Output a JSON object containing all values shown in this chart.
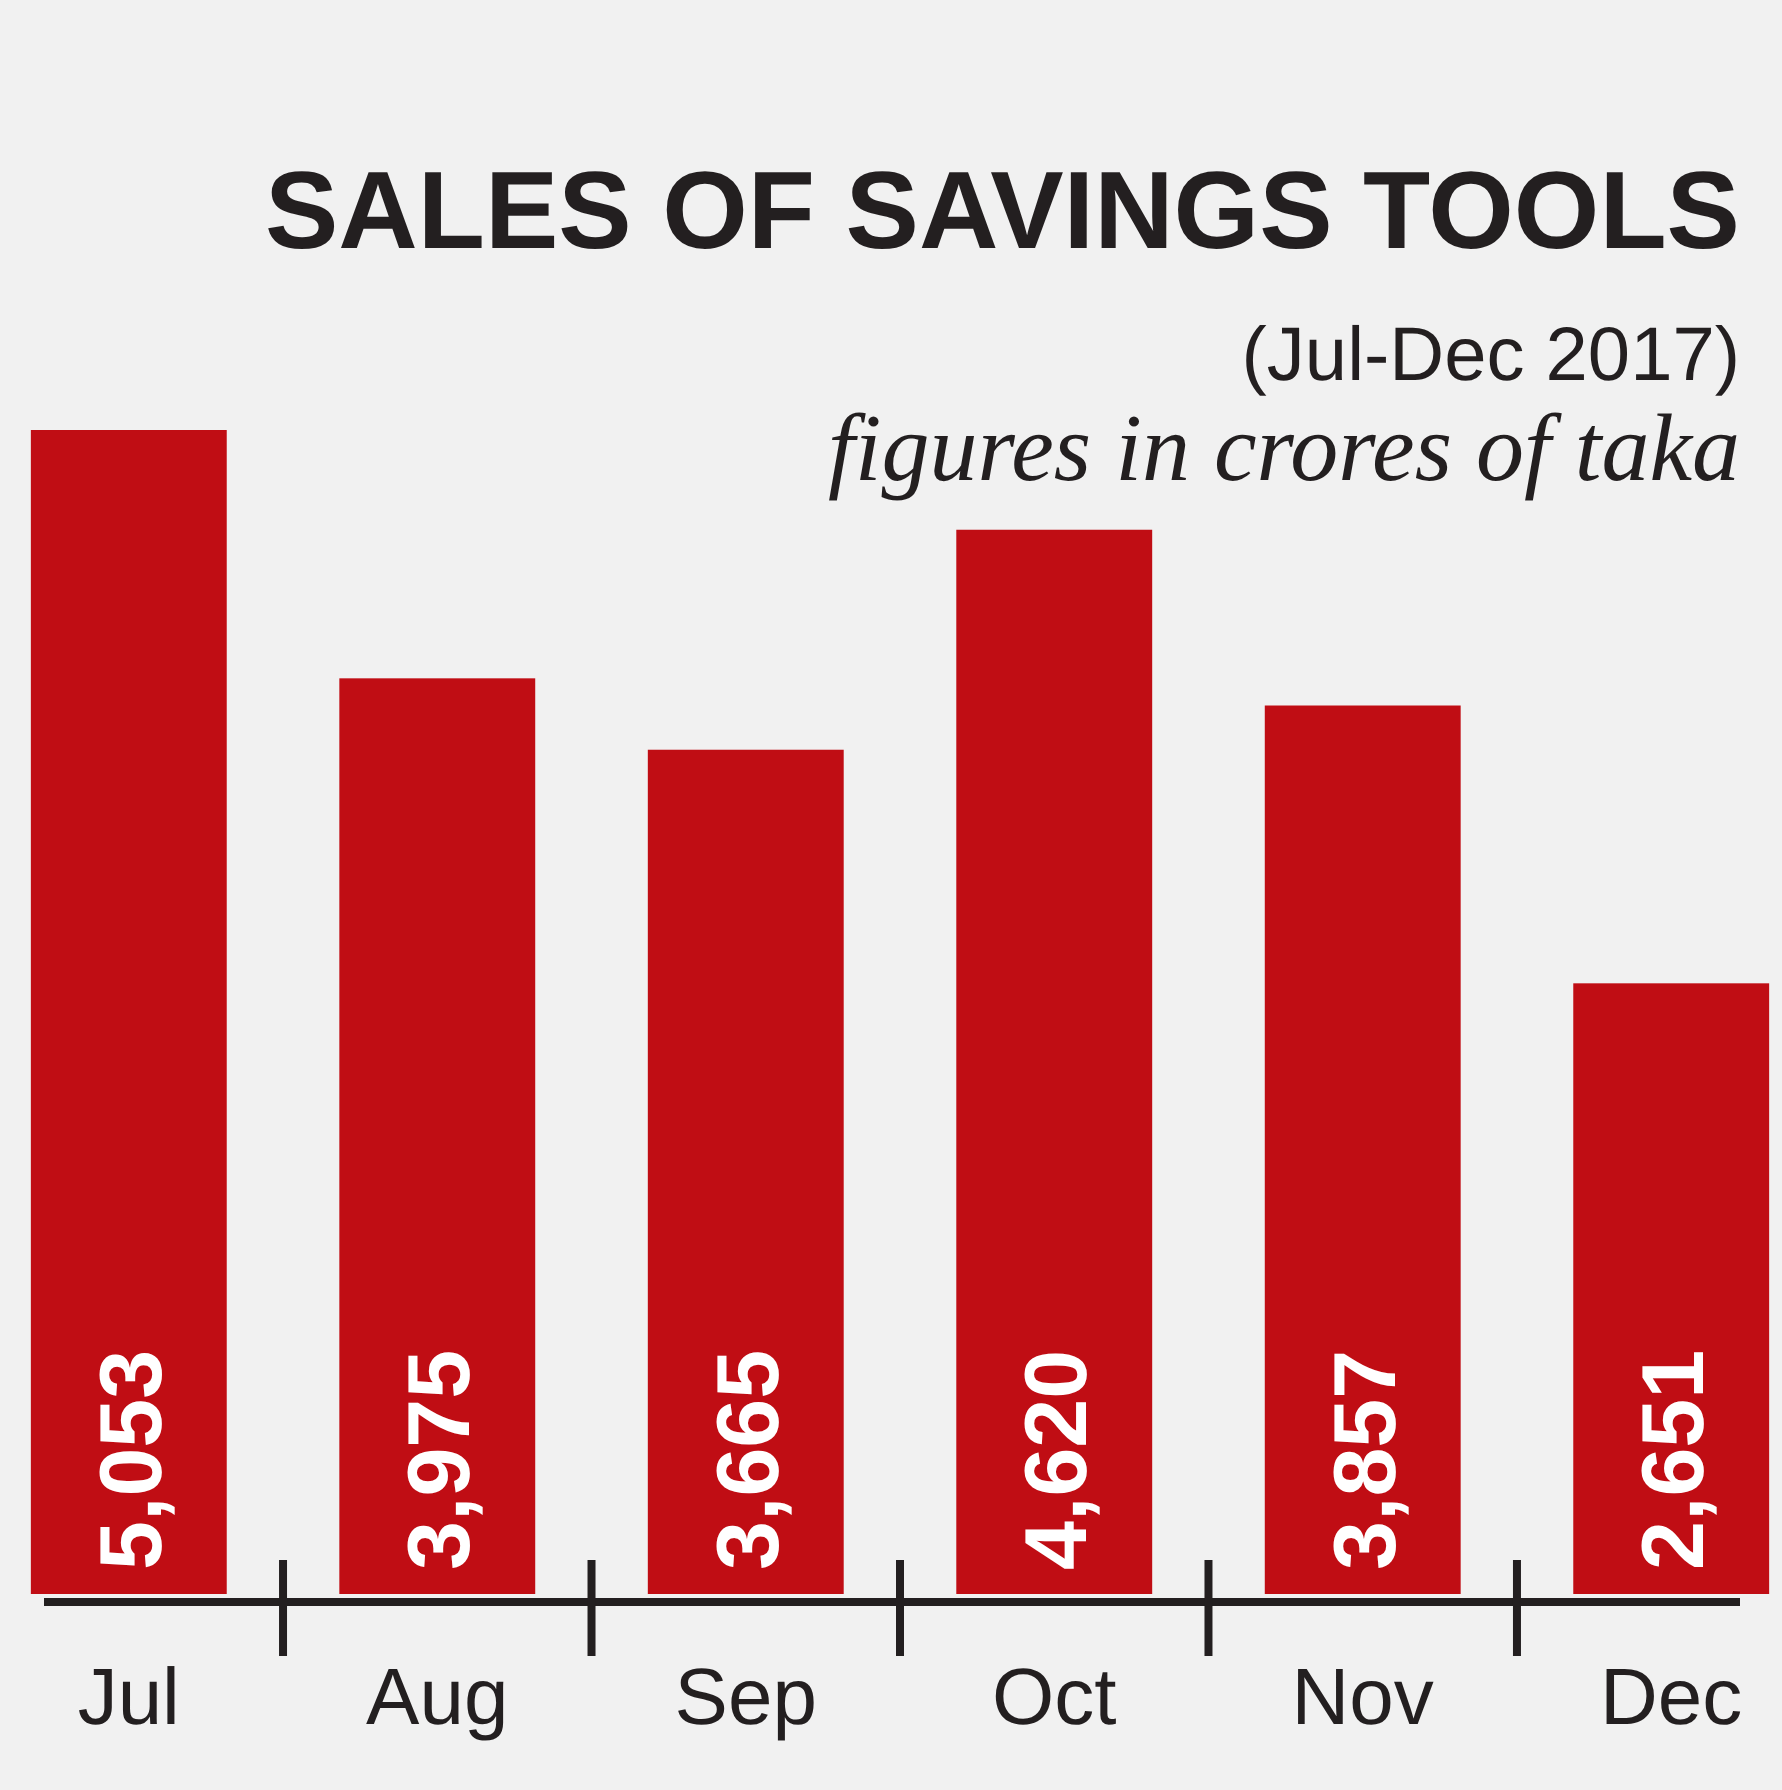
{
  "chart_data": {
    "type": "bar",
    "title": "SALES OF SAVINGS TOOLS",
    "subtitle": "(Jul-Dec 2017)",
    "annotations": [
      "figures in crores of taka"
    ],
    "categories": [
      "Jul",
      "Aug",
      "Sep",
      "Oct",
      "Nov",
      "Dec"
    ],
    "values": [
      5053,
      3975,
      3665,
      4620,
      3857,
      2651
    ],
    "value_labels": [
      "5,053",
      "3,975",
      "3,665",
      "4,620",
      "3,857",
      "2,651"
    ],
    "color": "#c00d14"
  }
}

--------

State how many lines above include the word "values", and nothing more.

▸ Answer in full:
2